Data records
########################################
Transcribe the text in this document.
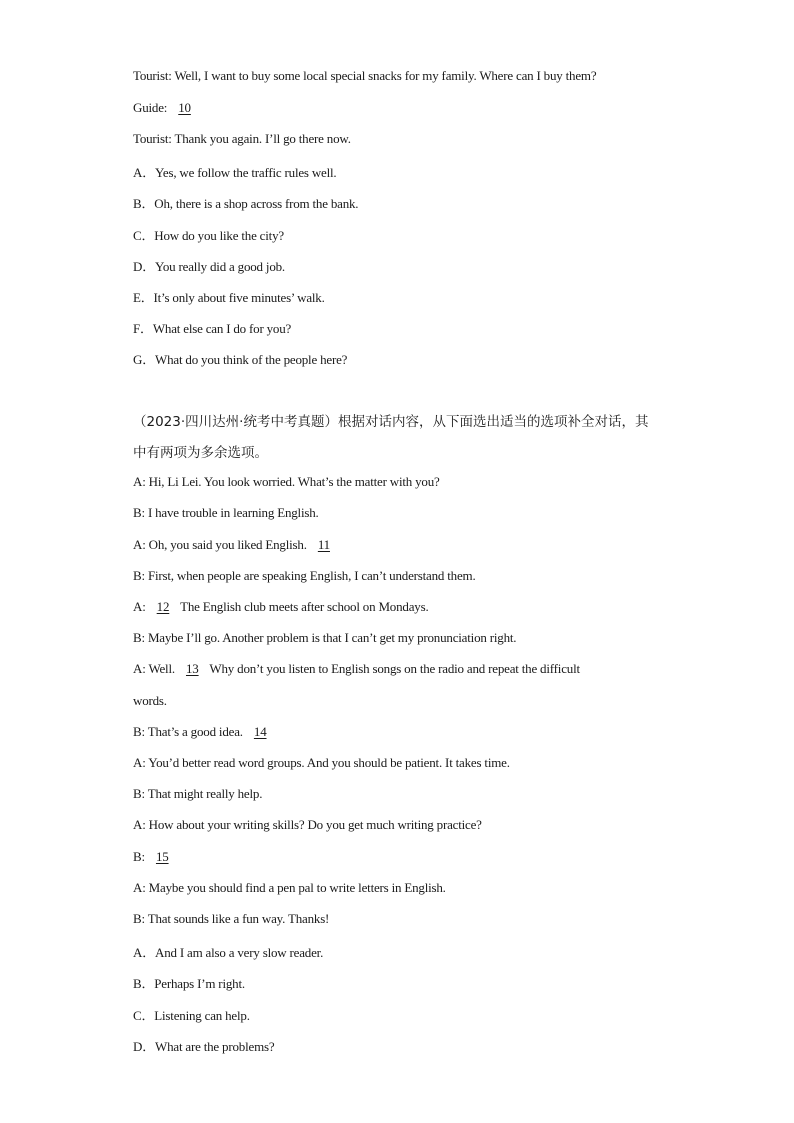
Tourist: Well, I want to buy some local special snacks for my family. Where can I buy them?
Guide: 10
Tourist: Thank you again. I’ll go there now.
A．Yes, we follow the traffic rules well.
B．Oh, there is a shop across from the bank.
C．How do you like the city?
D．You really did a good job.
E．It’s only about five minutes’ walk.
F．What else can I do for you?
G．What do you think of the people here?
（2023·四川达州·统考中考真题）根据对话内容，从下面选出适当的选项补全对话，其
中有两项为多余选项。
A: Hi, Li Lei. You look worried. What’s the matter with you?
B: I have trouble in learning English.
A: Oh, you said you liked English. 11
B: First, when people are speaking English, I can’t understand them.
A: 12 The English club meets after school on Mondays.
B: Maybe I’ll go. Another problem is that I can’t get my pronunciation right.
A: Well. 13 Why don’t you listen to English songs on the radio and repeat the difficult
words.
B: That’s a good idea. 14
A: You’d better read word groups. And you should be patient. It takes time.
B: That might really help.
A: How about your writing skills? Do you get much writing practice?
B: 15
A: Maybe you should find a pen pal to write letters in English.
B: That sounds like a fun way. Thanks!
A．And I am also a very slow reader.
B．Perhaps I’m right.
C．Listening can help.
D．What are the problems?
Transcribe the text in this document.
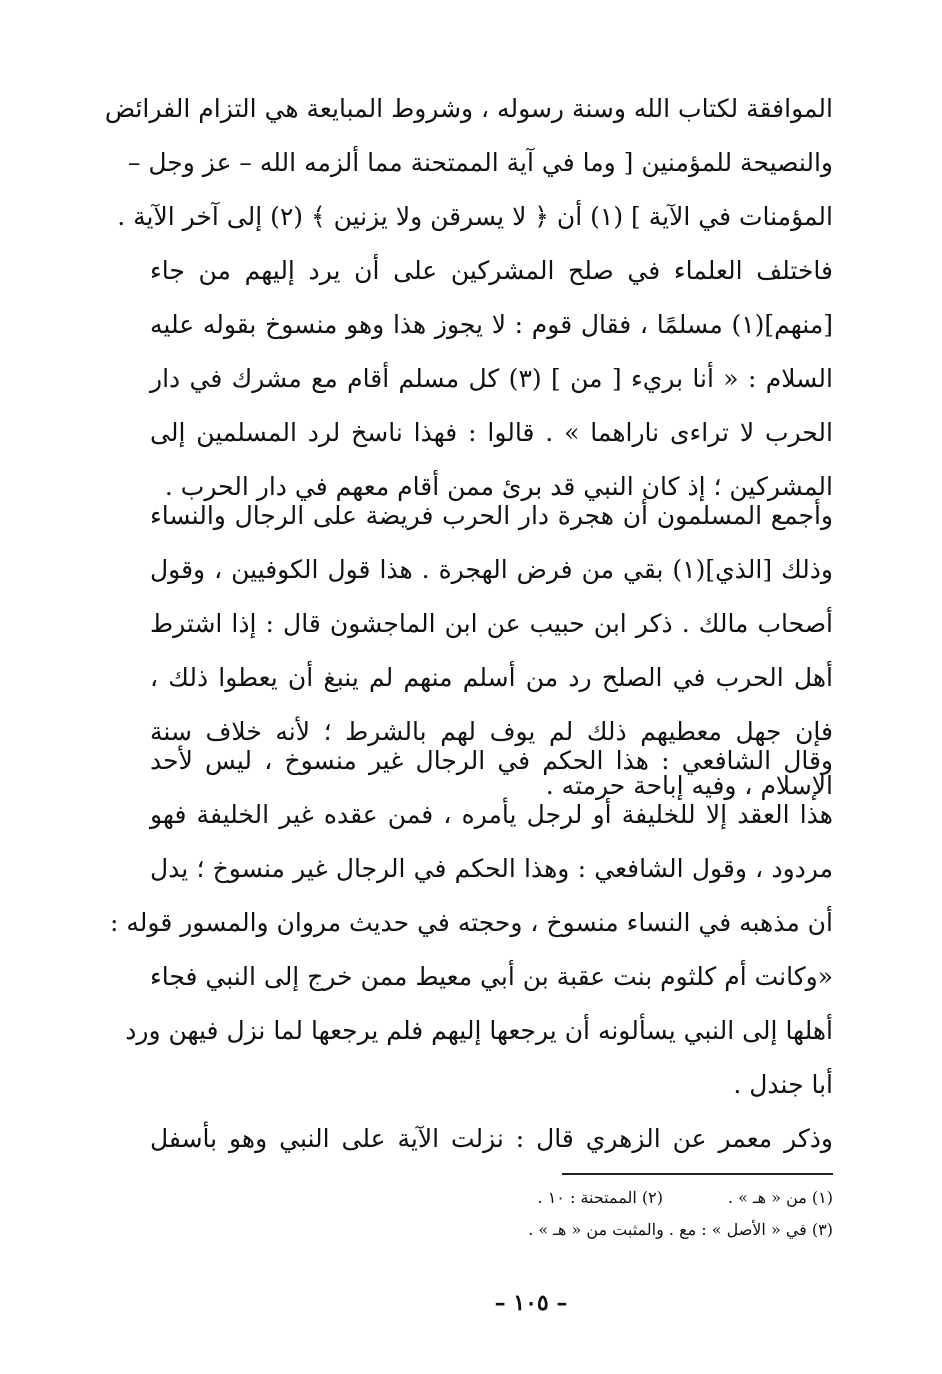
الموافقة لكتاب الله وسنة رسوله ، وشروط المبايعة هي التزام الفرائض
والنصيحة للمؤمنين [ وما في آية الممتحنة مما ألزمه الله – عز وجل –
المؤمنات في الآية ] (١) أن ﴿ لا يسرقن ولا يزنين ﴾ (٢) إلى آخر الآية .
فاختلف العلماء في صلح المشركين على أن يرد إليهم من جاء
[منهم](١) مسلمًا ، فقال قوم : لا يجوز هذا وهو منسوخ بقوله عليه
السلام : « أنا بريء [ من ] (٣) كل مسلم أقام مع مشرك في دار
الحرب لا تراءى ناراهما » . قالوا : فهذا ناسخ لرد المسلمين إلى
المشركين ؛ إذ كان النبي قد برئ ممن أقام معهم في دار الحرب .
وأجمع المسلمون أن هجرة دار الحرب فريضة على الرجال والنساء
وذلك [الذي](١) بقي من فرض الهجرة . هذا قول الكوفيين ، وقول
أصحاب مالك . ذكر ابن حبيب عن ابن الماجشون قال : إذا اشترط
أهل الحرب في الصلح رد من أسلم منهم لم ينبغ أن يعطوا ذلك ،
فإن جهل معطيهم ذلك لم يوف لهم بالشرط ؛ لأنه خلاف سنة
الإسلام ، وفيه إباحة حرمته .
وقال الشافعي : هذا الحكم في الرجال غير منسوخ ، ليس لأحد
هذا العقد إلا للخليفة أو لرجل يأمره ، فمن عقده غير الخليفة فهو
مردود ، وقول الشافعي : وهذا الحكم في الرجال غير منسوخ ؛ يدل
أن مذهبه في النساء منسوخ ، وحجته في حديث مروان والمسور قوله :
«وكانت أم كلثوم بنت عقبة بن أبي معيط ممن خرج إلى النبي فجاء
أهلها إلى النبي يسألونه أن يرجعها إليهم فلم يرجعها لما نزل فيهن ورد
أبا جندل .
وذكر معمر عن الزهري قال : نزلت الآية على النبي وهو بأسفل
(١) من « هـ » .
(٢) الممتحنة : ١٠ .
(٣) في « الأصل » : مع . والمثبت من « هـ » .
– ١٠٥ –
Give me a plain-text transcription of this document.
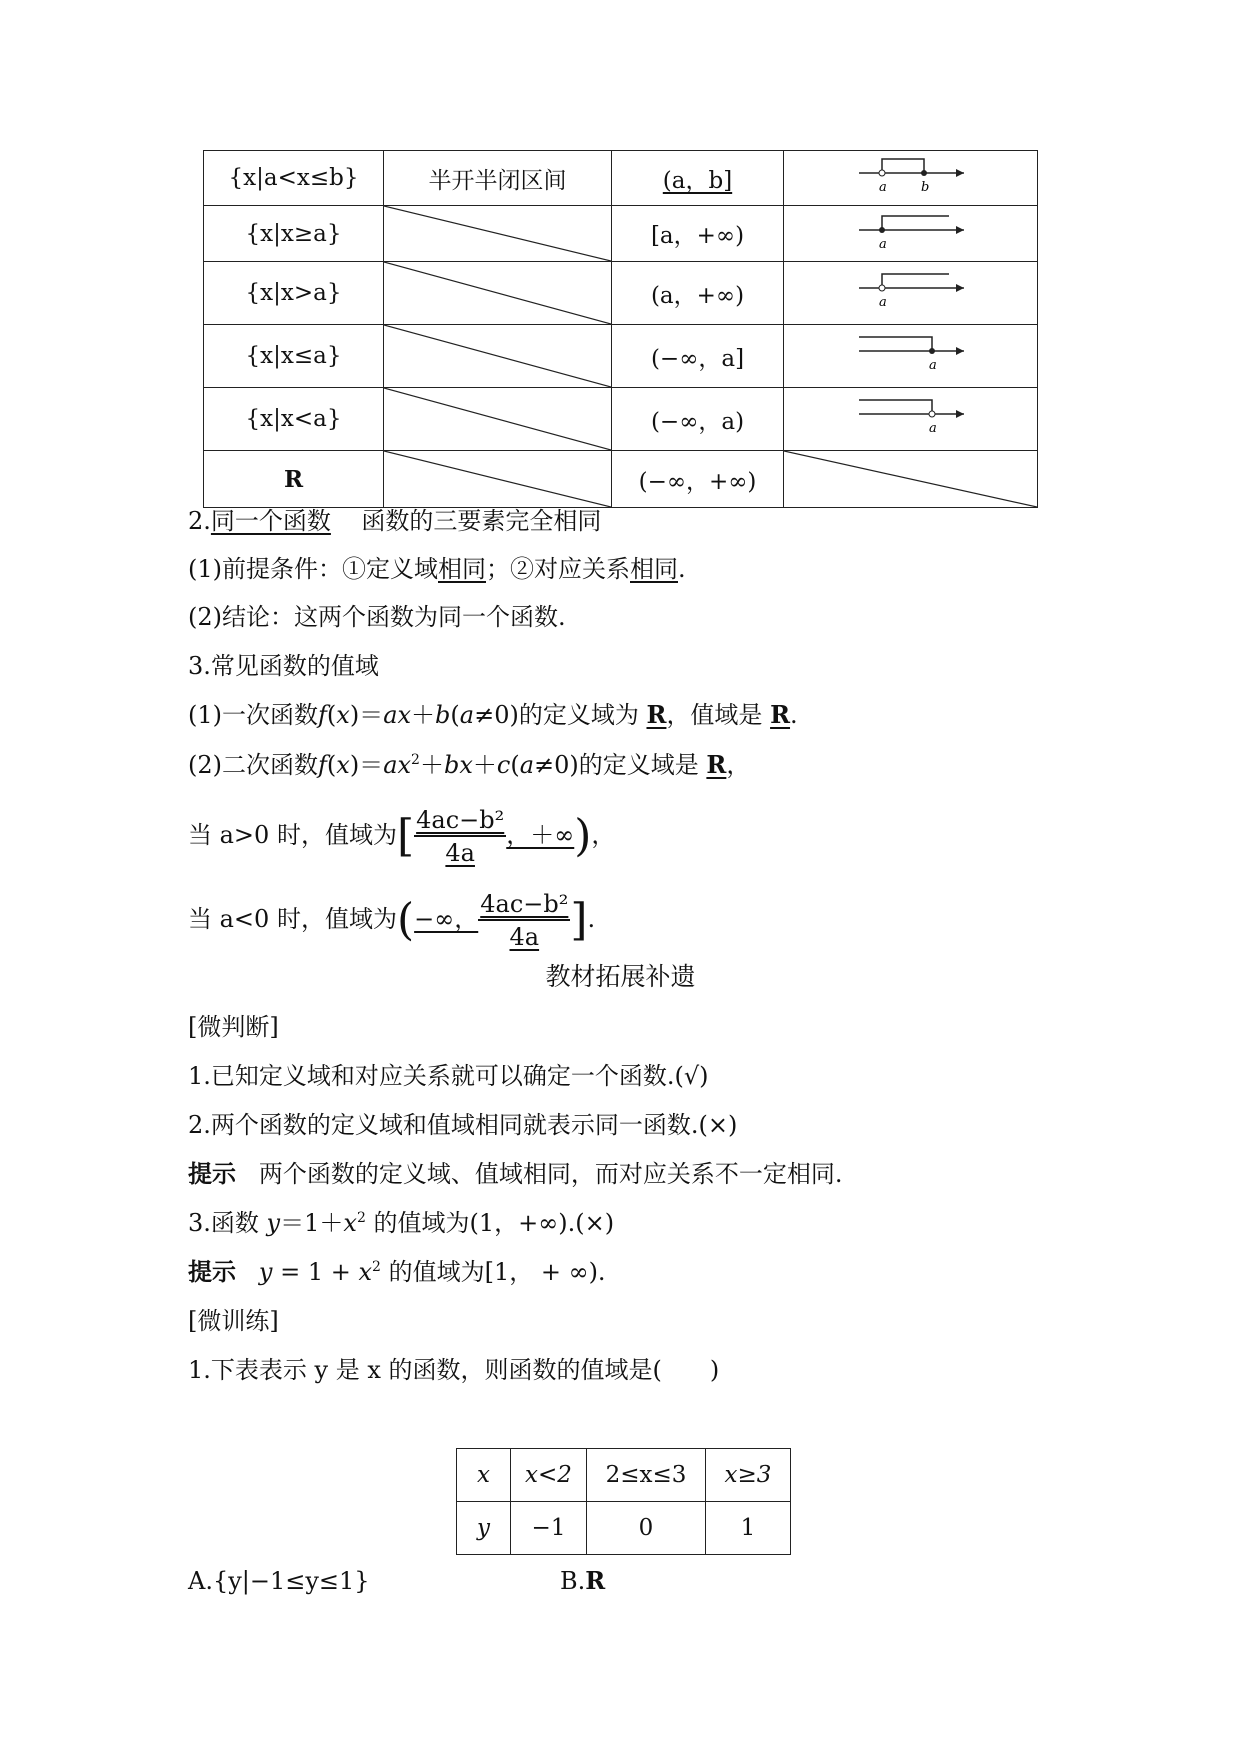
{x|a<x≤b}	半开半闭区间	(a，b]	a b

{x|x≥a}		[a，+∞)	a

{x|x>a}		(a，+∞)	a

{x|x≤a}		(−∞，a]	a

{x|x<a}		(−∞，a)	a

R		(−∞，+∞)	
2.同一个函数 函数的三要素完全相同
(1)前提条件：①定义域相同；②对应关系相同.
(2)结论：这两个函数为同一个函数.
3.常见函数的值域
(1)一次函数f(x)＝ax＋b(a≠0)的定义域为 R，值域是 R.
(2)二次函数$f(x)=ax^2+bx+c(a\ne 0)$的定义域是 R，
当 a>0 时，值域为[ $\frac{\text{4ac−b²}}{4a}$ ，＋∞)，
当 a<0 时，值域为(−∞， $\frac{\text{4ac−b²}}{4a}$ ].
教材拓展补遗
[微判断]
1.已知定义域和对应关系就可以确定一个函数.(√)
2.两个函数的定义域和值域相同就表示同一函数.(×)
提示 两个函数的定义域、值域相同，而对应关系不一定相同.
3.函数 $y=1+x^2$ 的值域为(1，+∞).(×)
提示 $y = 1 + x^2$ 的值域为[1， + ∞).
[微训练]
1.下表表示 y 是 x 的函数，则函数的值域是(　　)
x	x<2	2≤x≤3	x≥3
y	−1	0	1
A.{y|−1≤y≤1}	B.R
########################################
- _Task details_
Without any pictures, write out the lines running from the one containing "Give me a plain-text" through the end of the listing above, both included, exactly as given.

- _Final answer_
Give me a plain-text transcription of this document.
{x|a<x≤b}	半开半闭区间	(a，b]	a b

{x|x≥a}		[a，+∞)	a

{x|x>a}		(a，+∞)	a

{x|x≤a}		(−∞，a]	a

{x|x<a}		(−∞，a)	a

R		(−∞，+∞)	
2.同一个函数 函数的三要素完全相同
(1)前提条件：①定义域相同；②对应关系相同.
(2)结论：这两个函数为同一个函数.
3.常见函数的值域
(1)一次函数f(x)＝ax＋b(a≠0)的定义域为 R，值域是 R.
(2)二次函数$f(x)=ax^2+bx+c(a\ne 0)$的定义域是 R，
当 a>0 时，值域为[ $\frac{\text{4ac−b²}}{4a}$ ，＋∞)，
当 a<0 时，值域为(−∞， $\frac{\text{4ac−b²}}{4a}$ ].
教材拓展补遗
[微判断]
1.已知定义域和对应关系就可以确定一个函数.(√)
2.两个函数的定义域和值域相同就表示同一函数.(×)
提示 两个函数的定义域、值域相同，而对应关系不一定相同.
3.函数 $y=1+x^2$ 的值域为(1，+∞).(×)
提示 $y = 1 + x^2$ 的值域为[1， + ∞).
[微训练]
1.下表表示 y 是 x 的函数，则函数的值域是(　　)
x	x<2	2≤x≤3	x≥3
y	−1	0	1
A.{y|−1≤y≤1}	B.R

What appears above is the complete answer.